* _Short task_:
Find the lines with "Output" in them and copy them out.

* _Stored rows_:
────────────────────────────────────────

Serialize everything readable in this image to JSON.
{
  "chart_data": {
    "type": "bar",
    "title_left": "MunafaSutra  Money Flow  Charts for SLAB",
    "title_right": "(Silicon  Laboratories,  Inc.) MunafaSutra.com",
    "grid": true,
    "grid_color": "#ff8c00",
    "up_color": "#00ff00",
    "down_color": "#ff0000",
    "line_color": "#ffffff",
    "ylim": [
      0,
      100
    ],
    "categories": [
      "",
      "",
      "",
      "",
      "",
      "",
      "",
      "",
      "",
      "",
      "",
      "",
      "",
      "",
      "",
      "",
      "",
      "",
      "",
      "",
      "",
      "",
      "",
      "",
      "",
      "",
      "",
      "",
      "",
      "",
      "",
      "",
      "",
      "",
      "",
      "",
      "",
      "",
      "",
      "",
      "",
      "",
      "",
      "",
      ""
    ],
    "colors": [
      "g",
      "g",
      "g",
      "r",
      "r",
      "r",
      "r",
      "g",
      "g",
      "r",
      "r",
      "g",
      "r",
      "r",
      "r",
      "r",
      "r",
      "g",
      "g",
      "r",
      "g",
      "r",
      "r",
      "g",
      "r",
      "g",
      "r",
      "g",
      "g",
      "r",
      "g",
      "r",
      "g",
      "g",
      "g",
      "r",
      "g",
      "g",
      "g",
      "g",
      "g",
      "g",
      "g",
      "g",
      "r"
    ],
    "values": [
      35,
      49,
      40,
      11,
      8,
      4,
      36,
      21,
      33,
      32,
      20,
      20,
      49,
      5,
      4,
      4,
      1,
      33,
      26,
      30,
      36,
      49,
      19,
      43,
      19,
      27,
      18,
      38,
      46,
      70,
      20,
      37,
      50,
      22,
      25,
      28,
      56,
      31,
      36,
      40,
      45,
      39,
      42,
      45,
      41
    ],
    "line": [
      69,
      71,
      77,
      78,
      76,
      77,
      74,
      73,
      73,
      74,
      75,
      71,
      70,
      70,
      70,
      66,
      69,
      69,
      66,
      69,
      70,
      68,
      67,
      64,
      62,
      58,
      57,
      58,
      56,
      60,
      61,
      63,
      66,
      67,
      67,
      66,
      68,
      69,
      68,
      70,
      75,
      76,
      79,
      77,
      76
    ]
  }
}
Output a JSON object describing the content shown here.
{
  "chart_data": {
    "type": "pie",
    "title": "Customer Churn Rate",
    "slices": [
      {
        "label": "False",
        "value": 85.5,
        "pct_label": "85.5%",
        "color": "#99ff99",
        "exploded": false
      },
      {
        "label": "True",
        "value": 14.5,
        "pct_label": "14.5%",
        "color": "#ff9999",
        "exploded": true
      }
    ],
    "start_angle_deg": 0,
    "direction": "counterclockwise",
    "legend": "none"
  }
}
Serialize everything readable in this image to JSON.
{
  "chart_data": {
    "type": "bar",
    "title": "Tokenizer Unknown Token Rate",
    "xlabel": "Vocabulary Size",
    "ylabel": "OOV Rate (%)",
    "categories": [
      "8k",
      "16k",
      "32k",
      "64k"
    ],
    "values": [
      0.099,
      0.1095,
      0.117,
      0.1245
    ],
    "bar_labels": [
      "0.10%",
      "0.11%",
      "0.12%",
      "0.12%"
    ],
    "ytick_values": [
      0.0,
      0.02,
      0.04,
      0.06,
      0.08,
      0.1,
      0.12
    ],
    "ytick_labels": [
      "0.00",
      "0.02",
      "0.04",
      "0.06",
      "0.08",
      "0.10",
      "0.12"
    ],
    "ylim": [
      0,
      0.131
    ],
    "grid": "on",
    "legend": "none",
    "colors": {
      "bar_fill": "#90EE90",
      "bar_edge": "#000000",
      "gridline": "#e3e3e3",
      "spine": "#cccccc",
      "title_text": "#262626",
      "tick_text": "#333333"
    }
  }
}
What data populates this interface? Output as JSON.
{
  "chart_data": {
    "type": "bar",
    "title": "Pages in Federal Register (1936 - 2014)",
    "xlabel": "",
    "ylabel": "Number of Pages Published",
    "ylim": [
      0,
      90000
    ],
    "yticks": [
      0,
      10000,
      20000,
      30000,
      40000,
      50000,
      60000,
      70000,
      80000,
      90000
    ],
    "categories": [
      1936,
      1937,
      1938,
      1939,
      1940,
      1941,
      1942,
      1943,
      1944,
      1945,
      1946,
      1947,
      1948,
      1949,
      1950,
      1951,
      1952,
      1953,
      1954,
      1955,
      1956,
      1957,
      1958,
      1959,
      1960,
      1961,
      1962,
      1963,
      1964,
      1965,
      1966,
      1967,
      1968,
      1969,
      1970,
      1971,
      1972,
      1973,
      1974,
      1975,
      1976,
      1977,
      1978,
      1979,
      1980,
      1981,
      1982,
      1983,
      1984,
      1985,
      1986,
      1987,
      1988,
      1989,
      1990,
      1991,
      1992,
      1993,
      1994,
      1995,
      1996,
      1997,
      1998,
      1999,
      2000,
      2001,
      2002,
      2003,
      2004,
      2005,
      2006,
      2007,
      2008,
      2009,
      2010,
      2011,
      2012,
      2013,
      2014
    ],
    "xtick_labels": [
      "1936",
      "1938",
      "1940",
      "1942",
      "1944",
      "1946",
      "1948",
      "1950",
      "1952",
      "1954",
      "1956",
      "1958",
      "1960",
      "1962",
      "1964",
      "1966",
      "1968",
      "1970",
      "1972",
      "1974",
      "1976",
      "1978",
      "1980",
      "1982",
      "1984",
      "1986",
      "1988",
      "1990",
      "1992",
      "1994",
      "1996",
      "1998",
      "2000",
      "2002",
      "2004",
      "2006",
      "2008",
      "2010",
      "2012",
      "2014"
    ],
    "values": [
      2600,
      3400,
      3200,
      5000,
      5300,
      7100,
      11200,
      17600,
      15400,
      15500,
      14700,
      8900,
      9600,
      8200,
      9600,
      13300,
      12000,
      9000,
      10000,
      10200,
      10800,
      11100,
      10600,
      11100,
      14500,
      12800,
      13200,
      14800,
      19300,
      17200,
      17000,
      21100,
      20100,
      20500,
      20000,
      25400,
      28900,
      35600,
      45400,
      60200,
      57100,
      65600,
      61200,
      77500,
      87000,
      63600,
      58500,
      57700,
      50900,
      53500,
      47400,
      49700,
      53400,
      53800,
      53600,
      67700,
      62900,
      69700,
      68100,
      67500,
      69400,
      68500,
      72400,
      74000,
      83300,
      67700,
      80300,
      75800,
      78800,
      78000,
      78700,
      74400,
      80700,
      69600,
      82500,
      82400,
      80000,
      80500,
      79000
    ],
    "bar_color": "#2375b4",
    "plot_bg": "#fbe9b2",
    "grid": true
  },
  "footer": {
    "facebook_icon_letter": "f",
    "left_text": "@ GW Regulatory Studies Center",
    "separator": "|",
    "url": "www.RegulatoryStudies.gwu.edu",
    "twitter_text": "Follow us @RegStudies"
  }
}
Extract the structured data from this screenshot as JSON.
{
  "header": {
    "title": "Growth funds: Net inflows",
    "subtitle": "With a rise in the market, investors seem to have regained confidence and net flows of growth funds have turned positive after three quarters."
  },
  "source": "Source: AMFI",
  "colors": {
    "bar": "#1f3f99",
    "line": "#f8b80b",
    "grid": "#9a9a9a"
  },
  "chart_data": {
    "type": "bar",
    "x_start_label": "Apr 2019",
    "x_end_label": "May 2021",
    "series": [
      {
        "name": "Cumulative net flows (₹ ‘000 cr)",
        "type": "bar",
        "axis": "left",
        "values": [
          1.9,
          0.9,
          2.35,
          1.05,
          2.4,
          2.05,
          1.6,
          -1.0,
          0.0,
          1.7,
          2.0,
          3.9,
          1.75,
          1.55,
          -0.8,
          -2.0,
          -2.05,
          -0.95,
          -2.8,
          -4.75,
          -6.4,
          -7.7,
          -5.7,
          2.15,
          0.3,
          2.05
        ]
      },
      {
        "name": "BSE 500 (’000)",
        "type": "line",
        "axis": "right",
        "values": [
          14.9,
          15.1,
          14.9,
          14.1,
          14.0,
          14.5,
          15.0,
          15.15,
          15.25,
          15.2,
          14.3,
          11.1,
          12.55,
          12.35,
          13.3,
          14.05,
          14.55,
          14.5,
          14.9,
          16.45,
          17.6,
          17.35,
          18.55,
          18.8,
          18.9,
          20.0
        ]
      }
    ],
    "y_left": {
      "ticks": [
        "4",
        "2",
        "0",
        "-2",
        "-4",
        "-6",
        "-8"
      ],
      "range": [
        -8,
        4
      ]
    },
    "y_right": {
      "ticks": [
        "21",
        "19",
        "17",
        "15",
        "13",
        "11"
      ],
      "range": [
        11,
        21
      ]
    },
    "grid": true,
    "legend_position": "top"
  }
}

────────────────────────────────────────

* _Worked solution_:
Output a JSON object describing the content shown here.
What data populates this interface? Output as JSON.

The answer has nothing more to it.